▶ _Prompt_: Copy the records below exactly, leaving out any pictures.

▶ _Exercise material_:
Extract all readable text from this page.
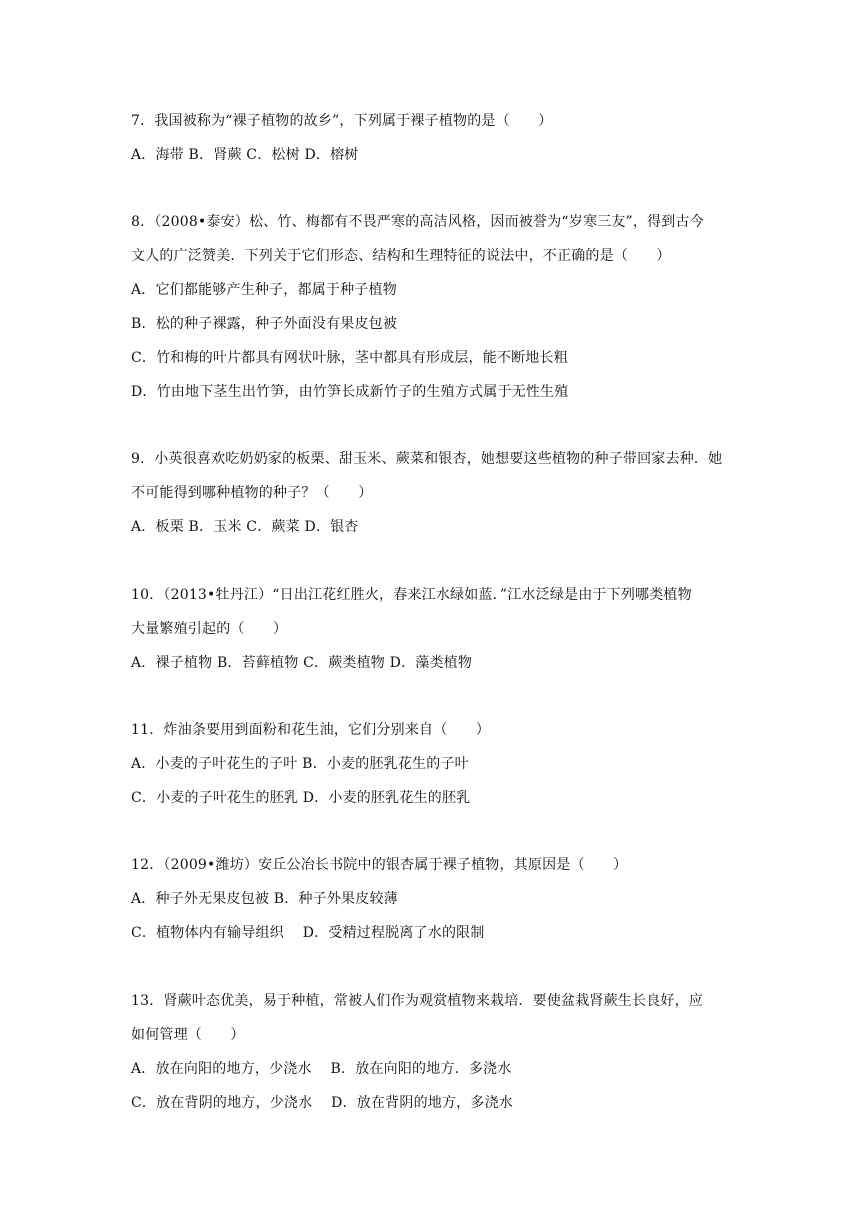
7．我国被称为“裸子植物的故乡”，下列属于裸子植物的是（　　）
A．海带 B．肾蕨 C．松树 D．榕树
8．（2008•泰安）松、竹、梅都有不畏严寒的高洁风格，因而被誉为“岁寒三友”，得到古今
文人的广泛赞美．下列关于它们形态、结构和生理特征的说法中，不正确的是（　　）
A．它们都能够产生种子，都属于种子植物
B．松的种子裸露，种子外面没有果皮包被
C．竹和梅的叶片都具有网状叶脉，茎中都具有形成层，能不断地长粗
D．竹由地下茎生出竹笋，由竹笋长成新竹子的生殖方式属于无性生殖
9．小英很喜欢吃奶奶家的板栗、甜玉米、蕨菜和银杏，她想要这些植物的种子带回家去种．她
不可能得到哪种植物的种子？（　　）
A．板栗 B．玉米 C．蕨菜 D．银杏
10．（2013•牡丹江）“日出江花红胜火，春来江水绿如蓝．”江水泛绿是由于下列哪类植物
大量繁殖引起的（　　）
A．裸子植物 B．苔藓植物 C．蕨类植物 D．藻类植物
11．炸油条要用到面粉和花生油，它们分别来自（　　）
A．小麦的子叶花生的子叶 B．小麦的胚乳花生的子叶
C．小麦的子叶花生的胚乳 D．小麦的胚乳花生的胚乳
12．（2009•潍坊）安丘公冶长书院中的银杏属于裸子植物，其原因是（　　）
A．种子外无果皮包被 B．种子外果皮较薄
C．植物体内有输导组织　 D．受精过程脱离了水的限制
13．肾蕨叶态优美，易于种植，常被人们作为观赏植物来栽培．要使盆栽肾蕨生长良好，应
如何管理（　　）
A．放在向阳的地方，少浇水　 B．放在向阳的地方．多浇水
C．放在背阴的地方，少浇水　 D．放在背阴的地方，多浇水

▶ _Output below_:
Extract all readable text from this page.
7．我国被称为“裸子植物的故乡”，下列属于裸子植物的是（　　）
A．海带 B．肾蕨 C．松树 D．榕树
8．（2008•泰安）松、竹、梅都有不畏严寒的高洁风格，因而被誉为“岁寒三友”，得到古今
文人的广泛赞美．下列关于它们形态、结构和生理特征的说法中，不正确的是（　　）
A．它们都能够产生种子，都属于种子植物
B．松的种子裸露，种子外面没有果皮包被
C．竹和梅的叶片都具有网状叶脉，茎中都具有形成层，能不断地长粗
D．竹由地下茎生出竹笋，由竹笋长成新竹子的生殖方式属于无性生殖
9．小英很喜欢吃奶奶家的板栗、甜玉米、蕨菜和银杏，她想要这些植物的种子带回家去种．她
不可能得到哪种植物的种子？（　　）
A．板栗 B．玉米 C．蕨菜 D．银杏
10．（2013•牡丹江）“日出江花红胜火，春来江水绿如蓝．”江水泛绿是由于下列哪类植物
大量繁殖引起的（　　）
A．裸子植物 B．苔藓植物 C．蕨类植物 D．藻类植物
11．炸油条要用到面粉和花生油，它们分别来自（　　）
A．小麦的子叶花生的子叶 B．小麦的胚乳花生的子叶
C．小麦的子叶花生的胚乳 D．小麦的胚乳花生的胚乳
12．（2009•潍坊）安丘公冶长书院中的银杏属于裸子植物，其原因是（　　）
A．种子外无果皮包被 B．种子外果皮较薄
C．植物体内有输导组织　 D．受精过程脱离了水的限制
13．肾蕨叶态优美，易于种植，常被人们作为观赏植物来栽培．要使盆栽肾蕨生长良好，应
如何管理（　　）
A．放在向阳的地方，少浇水　 B．放在向阳的地方．多浇水
C．放在背阴的地方，少浇水　 D．放在背阴的地方，多浇水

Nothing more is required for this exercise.